Task to carry out: Retype the records below exactly as they appear, but leave out any pictures.

Materials provided:

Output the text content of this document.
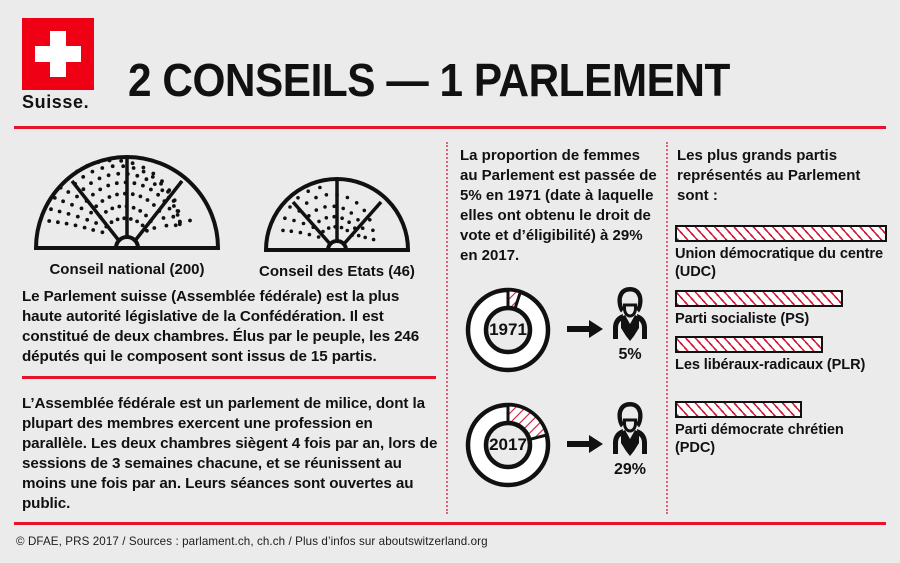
Suisse. 2 CONSEILS — 1 PARLEMENT
Conseil national (200)	Conseil des Etats (46)
Le Parlement suisse (Assemblée fédérale) est la plus haute autorité législative de la Confédération. Il est constitué de deux chambres. Élus par le peuple, les 246 députés qui le composent sont issus de 15 partis.
L’Assemblée fédérale est un parlement de milice, dont la plupart des membres exercent une profession en parallèle. Les deux chambres siègent 4 fois par an, lors de sessions de 3 semaines chacune, et se réunissent au moins une fois par an. Leurs séances sont ouvertes au public.
La proportion de femmes au Parlement est passée de 5% en 1971 (date à laquelle elles ont obtenu le droit de vote et d’éligibilité) à 29% en 2017.
1971
5%
2017
29%
Les plus grands partis représentés au Parlement sont :
Union démocratique du centre (UDC)
Parti socialiste (PS)
Les libéraux-radicaux (PLR)
Parti démocrate chrétien (PDC)
© DFAE, PRS 2017 / Sources : parlament.ch, ch.ch / Plus d’infos sur aboutswitzerland.org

Answer to the exercise:
Output the text content of this document.
Suisse. 2 CONSEILS — 1 PARLEMENT
Conseil national (200)	Conseil des Etats (46)
Le Parlement suisse (Assemblée fédérale) est la plus haute autorité législative de la Confédération. Il est constitué de deux chambres. Élus par le peuple, les 246 députés qui le composent sont issus de 15 partis.
L’Assemblée fédérale est un parlement de milice, dont la plupart des membres exercent une profession en parallèle. Les deux chambres siègent 4 fois par an, lors de sessions de 3 semaines chacune, et se réunissent au moins une fois par an. Leurs séances sont ouvertes au public.
La proportion de femmes au Parlement est passée de 5% en 1971 (date à laquelle elles ont obtenu le droit de vote et d’éligibilité) à 29% en 2017.
1971
5%
2017
29%
Les plus grands partis représentés au Parlement sont :
Union démocratique du centre (UDC)
Parti socialiste (PS)
Les libéraux-radicaux (PLR)
Parti démocrate chrétien (PDC)
© DFAE, PRS 2017 / Sources : parlament.ch, ch.ch / Plus d’infos sur aboutswitzerland.org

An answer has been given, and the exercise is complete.